> **WORK INSTRUCTIONS**:
Pull out from the material below all lines with "count".

----

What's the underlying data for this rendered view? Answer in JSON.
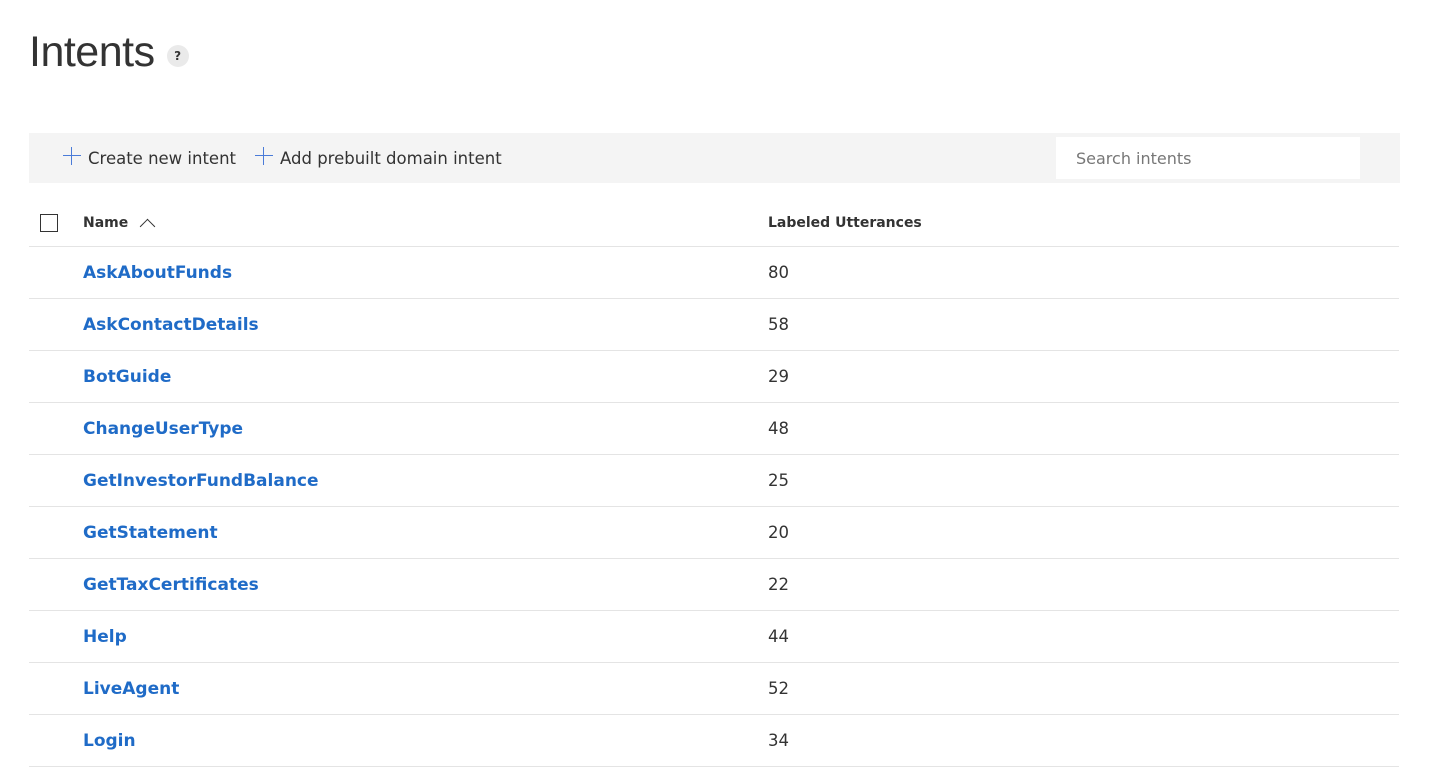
{
  "page": {
    "title": "Intents",
    "help_label": "?"
  },
  "toolbar": {
    "create_label": "Create new intent",
    "prebuilt_label": "Add prebuilt domain intent",
    "search_placeholder": "Search intents"
  },
  "table": {
    "columns": {
      "name": "Name",
      "count": "Labeled Utterances"
    },
    "sort": "name-ascending",
    "rows": [
      {
        "name": "AskAboutFunds",
        "count": "80"
      },
      {
        "name": "AskContactDetails",
        "count": "58"
      },
      {
        "name": "BotGuide",
        "count": "29"
      },
      {
        "name": "ChangeUserType",
        "count": "48"
      },
      {
        "name": "GetInvestorFundBalance",
        "count": "25"
      },
      {
        "name": "GetStatement",
        "count": "20"
      },
      {
        "name": "GetTaxCertificates",
        "count": "22"
      },
      {
        "name": "Help",
        "count": "44"
      },
      {
        "name": "LiveAgent",
        "count": "52"
      },
      {
        "name": "Login",
        "count": "34"
      }
    ]
  },
  "colors": {
    "link": "#1f6bc7",
    "accent": "#4a7bd8",
    "toolbar_bg": "#f4f4f4"
  }
}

----

> **RESULT FOR THIS EXERCISE**:
      "count": "Labeled Utterances"
        "count": "80"
        "count": "58"
        "count": "29"
        "count": "48"
        "count": "25"
        "count": "20"
        "count": "22"
        "count": "44"
        "count": "52"
        "count": "34"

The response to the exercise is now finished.